Report how many lines in the listing below include the word "Betrachtungsdauer". Write nothing besides the number.

— BEGIN Input material —

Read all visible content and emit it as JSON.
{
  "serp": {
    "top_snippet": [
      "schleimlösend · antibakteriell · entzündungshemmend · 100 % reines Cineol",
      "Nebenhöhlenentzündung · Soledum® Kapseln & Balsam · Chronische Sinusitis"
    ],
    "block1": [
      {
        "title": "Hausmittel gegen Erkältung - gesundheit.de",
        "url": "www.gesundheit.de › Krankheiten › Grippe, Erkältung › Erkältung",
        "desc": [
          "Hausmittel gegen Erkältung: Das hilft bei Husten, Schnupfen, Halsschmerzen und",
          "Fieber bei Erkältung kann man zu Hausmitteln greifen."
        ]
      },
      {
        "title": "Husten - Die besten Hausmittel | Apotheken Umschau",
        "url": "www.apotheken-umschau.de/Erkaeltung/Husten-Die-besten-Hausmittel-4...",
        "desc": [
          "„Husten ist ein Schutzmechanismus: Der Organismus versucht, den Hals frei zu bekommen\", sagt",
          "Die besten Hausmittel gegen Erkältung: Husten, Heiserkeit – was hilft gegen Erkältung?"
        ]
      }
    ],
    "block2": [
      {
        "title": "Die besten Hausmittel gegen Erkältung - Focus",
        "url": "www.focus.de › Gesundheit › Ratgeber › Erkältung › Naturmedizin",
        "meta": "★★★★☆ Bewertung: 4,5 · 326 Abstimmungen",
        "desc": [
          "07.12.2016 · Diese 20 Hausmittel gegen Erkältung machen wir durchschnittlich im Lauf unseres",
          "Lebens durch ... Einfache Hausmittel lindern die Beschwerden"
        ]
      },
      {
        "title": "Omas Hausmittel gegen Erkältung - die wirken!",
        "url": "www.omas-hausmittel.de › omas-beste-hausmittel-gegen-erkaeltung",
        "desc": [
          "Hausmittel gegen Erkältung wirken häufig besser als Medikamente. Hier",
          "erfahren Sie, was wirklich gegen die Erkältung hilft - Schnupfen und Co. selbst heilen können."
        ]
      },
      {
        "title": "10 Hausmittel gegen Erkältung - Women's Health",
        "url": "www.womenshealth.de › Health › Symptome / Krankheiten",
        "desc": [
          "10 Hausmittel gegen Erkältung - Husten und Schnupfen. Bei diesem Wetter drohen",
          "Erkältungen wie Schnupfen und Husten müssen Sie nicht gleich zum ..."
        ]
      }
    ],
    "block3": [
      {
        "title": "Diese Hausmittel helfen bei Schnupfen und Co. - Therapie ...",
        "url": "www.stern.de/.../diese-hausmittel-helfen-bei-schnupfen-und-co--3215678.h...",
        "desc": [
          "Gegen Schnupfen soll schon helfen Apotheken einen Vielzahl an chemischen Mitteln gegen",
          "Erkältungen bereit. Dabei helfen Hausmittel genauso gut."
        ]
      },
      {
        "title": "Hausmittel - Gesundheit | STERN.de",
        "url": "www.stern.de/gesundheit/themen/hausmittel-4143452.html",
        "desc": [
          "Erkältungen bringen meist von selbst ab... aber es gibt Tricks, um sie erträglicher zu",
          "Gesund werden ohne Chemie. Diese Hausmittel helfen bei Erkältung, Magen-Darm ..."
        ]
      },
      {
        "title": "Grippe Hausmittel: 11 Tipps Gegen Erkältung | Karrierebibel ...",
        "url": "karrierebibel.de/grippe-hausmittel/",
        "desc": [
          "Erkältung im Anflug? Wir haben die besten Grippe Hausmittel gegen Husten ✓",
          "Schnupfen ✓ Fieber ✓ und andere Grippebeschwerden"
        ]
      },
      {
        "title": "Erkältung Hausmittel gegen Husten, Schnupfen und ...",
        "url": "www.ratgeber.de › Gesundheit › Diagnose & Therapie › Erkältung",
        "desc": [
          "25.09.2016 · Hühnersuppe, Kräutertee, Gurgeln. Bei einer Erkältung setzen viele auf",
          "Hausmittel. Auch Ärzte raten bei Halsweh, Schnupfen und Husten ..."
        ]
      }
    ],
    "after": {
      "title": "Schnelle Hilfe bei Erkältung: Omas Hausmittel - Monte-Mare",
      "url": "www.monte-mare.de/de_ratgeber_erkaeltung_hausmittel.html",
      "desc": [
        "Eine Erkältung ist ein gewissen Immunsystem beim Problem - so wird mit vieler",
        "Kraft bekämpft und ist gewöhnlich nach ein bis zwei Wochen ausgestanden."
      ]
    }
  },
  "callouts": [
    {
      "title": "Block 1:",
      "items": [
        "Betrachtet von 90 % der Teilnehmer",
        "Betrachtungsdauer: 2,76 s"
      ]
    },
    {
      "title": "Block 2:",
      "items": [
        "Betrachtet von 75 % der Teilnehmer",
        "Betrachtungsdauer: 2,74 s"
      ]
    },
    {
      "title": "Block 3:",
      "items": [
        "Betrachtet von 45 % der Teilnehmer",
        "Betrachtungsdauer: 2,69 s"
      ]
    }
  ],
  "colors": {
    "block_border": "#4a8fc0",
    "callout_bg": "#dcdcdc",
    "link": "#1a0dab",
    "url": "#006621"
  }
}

— END Input material —

**Exercise output**
3